<<<<

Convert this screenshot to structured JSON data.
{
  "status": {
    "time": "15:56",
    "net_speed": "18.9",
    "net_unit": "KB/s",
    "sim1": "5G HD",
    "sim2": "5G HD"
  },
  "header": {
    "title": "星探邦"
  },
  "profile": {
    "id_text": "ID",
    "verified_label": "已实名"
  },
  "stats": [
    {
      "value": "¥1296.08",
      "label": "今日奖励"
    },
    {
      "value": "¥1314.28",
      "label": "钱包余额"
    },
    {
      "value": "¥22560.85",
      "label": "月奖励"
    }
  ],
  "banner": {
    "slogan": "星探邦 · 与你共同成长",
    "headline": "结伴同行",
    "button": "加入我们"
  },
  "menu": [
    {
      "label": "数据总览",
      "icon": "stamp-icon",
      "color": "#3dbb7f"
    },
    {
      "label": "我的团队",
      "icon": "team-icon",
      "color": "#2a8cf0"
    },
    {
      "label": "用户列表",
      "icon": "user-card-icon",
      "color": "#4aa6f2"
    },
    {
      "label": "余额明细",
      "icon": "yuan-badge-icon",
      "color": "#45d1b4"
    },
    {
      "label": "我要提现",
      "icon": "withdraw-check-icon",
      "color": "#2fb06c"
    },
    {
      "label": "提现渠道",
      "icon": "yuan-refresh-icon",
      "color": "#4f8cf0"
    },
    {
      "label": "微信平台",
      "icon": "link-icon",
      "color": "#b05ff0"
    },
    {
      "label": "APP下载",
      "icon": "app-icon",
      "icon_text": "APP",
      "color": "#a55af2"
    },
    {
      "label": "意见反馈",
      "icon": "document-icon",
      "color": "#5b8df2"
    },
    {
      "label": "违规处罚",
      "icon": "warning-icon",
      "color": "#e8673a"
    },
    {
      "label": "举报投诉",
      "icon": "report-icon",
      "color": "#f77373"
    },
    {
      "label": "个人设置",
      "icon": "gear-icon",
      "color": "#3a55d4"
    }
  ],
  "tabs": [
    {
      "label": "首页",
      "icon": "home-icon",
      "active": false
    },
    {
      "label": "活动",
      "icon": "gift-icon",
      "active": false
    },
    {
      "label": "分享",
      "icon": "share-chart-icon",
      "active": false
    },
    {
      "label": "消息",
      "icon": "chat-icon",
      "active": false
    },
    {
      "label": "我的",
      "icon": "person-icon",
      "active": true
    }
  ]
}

>>>>

#### Stated exercise:
Return the listing above word for word.

#### Task result:
Convert this screenshot to structured JSON data.
{
  "status": {
    "time": "15:56",
    "net_speed": "18.9",
    "net_unit": "KB/s",
    "sim1": "5G HD",
    "sim2": "5G HD"
  },
  "header": {
    "title": "星探邦"
  },
  "profile": {
    "id_text": "ID",
    "verified_label": "已实名"
  },
  "stats": [
    {
      "value": "¥1296.08",
      "label": "今日奖励"
    },
    {
      "value": "¥1314.28",
      "label": "钱包余额"
    },
    {
      "value": "¥22560.85",
      "label": "月奖励"
    }
  ],
  "banner": {
    "slogan": "星探邦 · 与你共同成长",
    "headline": "结伴同行",
    "button": "加入我们"
  },
  "menu": [
    {
      "label": "数据总览",
      "icon": "stamp-icon",
      "color": "#3dbb7f"
    },
    {
      "label": "我的团队",
      "icon": "team-icon",
      "color": "#2a8cf0"
    },
    {
      "label": "用户列表",
      "icon": "user-card-icon",
      "color": "#4aa6f2"
    },
    {
      "label": "余额明细",
      "icon": "yuan-badge-icon",
      "color": "#45d1b4"
    },
    {
      "label": "我要提现",
      "icon": "withdraw-check-icon",
      "color": "#2fb06c"
    },
    {
      "label": "提现渠道",
      "icon": "yuan-refresh-icon",
      "color": "#4f8cf0"
    },
    {
      "label": "微信平台",
      "icon": "link-icon",
      "color": "#b05ff0"
    },
    {
      "label": "APP下载",
      "icon": "app-icon",
      "icon_text": "APP",
      "color": "#a55af2"
    },
    {
      "label": "意见反馈",
      "icon": "document-icon",
      "color": "#5b8df2"
    },
    {
      "label": "违规处罚",
      "icon": "warning-icon",
      "color": "#e8673a"
    },
    {
      "label": "举报投诉",
      "icon": "report-icon",
      "color": "#f77373"
    },
    {
      "label": "个人设置",
      "icon": "gear-icon",
      "color": "#3a55d4"
    }
  ],
  "tabs": [
    {
      "label": "首页",
      "icon": "home-icon",
      "active": false
    },
    {
      "label": "活动",
      "icon": "gift-icon",
      "active": false
    },
    {
      "label": "分享",
      "icon": "share-chart-icon",
      "active": false
    },
    {
      "label": "消息",
      "icon": "chat-icon",
      "active": false
    },
    {
      "label": "我的",
      "icon": "person-icon",
      "active": true
    }
  ]
}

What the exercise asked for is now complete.